[Start of section]

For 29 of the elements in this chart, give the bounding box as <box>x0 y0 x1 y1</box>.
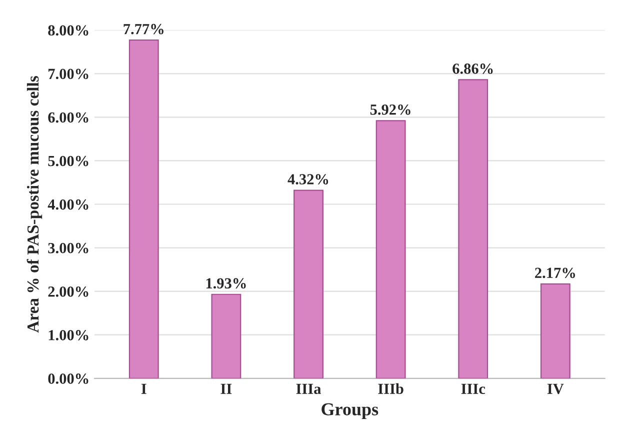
y-tick-label: 6.00% <box>48 112 88 123</box>
y-tick-label: 0.00% <box>48 374 88 384</box>
x-tick-label: IIIb <box>378 383 404 394</box>
y-tick-label: 4.00% <box>48 199 88 210</box>
y-axis-title: Area % of PAS-postive mucous cells <box>26 76 42 333</box>
y-tick-label: 8.00% <box>48 25 88 36</box>
bar <box>458 79 488 378</box>
y-tick-label: 3.00% <box>48 242 88 254</box>
y-tick-label: 2.00% <box>48 286 88 297</box>
data-label: 6.86% <box>452 64 493 74</box>
y-tick-label: 1.00% <box>48 330 88 340</box>
bar <box>540 283 570 378</box>
x-tick-label: IV <box>547 384 564 394</box>
x-tick-label: II <box>220 384 232 394</box>
bar <box>211 294 242 378</box>
x-tick-label: IIIc <box>461 384 486 394</box>
x-axis-title: Groups <box>322 403 378 420</box>
data-label: 1.93% <box>206 278 246 289</box>
bar <box>294 190 324 378</box>
bar <box>128 40 159 378</box>
x-tick-label: I <box>141 384 146 394</box>
y-tick-label: 5.00% <box>48 156 88 166</box>
bar <box>376 120 406 378</box>
data-label: 2.17% <box>535 268 575 278</box>
data-label: 5.92% <box>370 104 410 115</box>
x-tick-label: IIIa <box>296 384 321 394</box>
y-tick-label: 7.00% <box>48 68 88 80</box>
data-label: 7.77% <box>124 24 164 34</box>
data-label: 4.32% <box>288 174 328 185</box>
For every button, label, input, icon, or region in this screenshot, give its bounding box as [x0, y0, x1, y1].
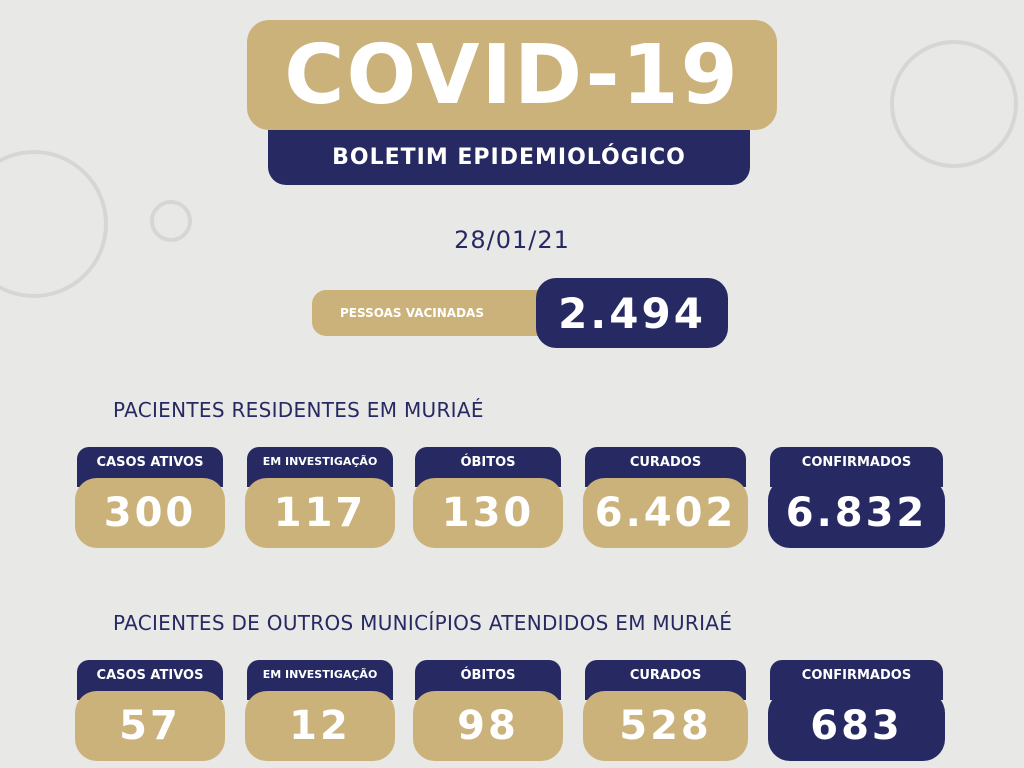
card-value: 6.832: [768, 478, 945, 548]
card-value: 117: [245, 478, 395, 548]
vaccinated-value: 2.494: [536, 278, 728, 348]
section-title: PACIENTES RESIDENTES EM MURIAÉ: [113, 398, 484, 422]
card-value: 98: [413, 691, 563, 761]
card-value: 528: [583, 691, 748, 761]
card-value: 130: [413, 478, 563, 548]
card-value: 683: [768, 691, 945, 761]
card-value: 12: [245, 691, 395, 761]
card-value: 57: [75, 691, 225, 761]
subtitle: BOLETIM EPIDEMIOLÓGICO: [268, 130, 750, 185]
section-title: PACIENTES DE OUTROS MUNICÍPIOS ATENDIDOS…: [113, 611, 733, 635]
card-value: 6.402: [583, 478, 748, 548]
date: 28/01/21: [454, 226, 570, 254]
vaccinated-label: PESSOAS VACINADAS: [312, 290, 552, 336]
virus-decoration: [150, 200, 192, 242]
card-value: 300: [75, 478, 225, 548]
virus-decoration: [0, 150, 108, 298]
title: COVID-19: [247, 20, 777, 130]
virus-decoration: [890, 40, 1018, 168]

[End of section]

### What is expected:
Which lines above hold the string "data"? Please copy all of them.

### Exercise solution:
data-label: 6.86% <box>452 64 493 74</box>
data-label: 1.93% <box>206 278 246 289</box>
data-label: 2.17% <box>535 268 575 278</box>
data-label: 5.92% <box>370 104 410 115</box>
data-label: 7.77% <box>124 24 164 34</box>
data-label: 4.32% <box>288 174 328 185</box>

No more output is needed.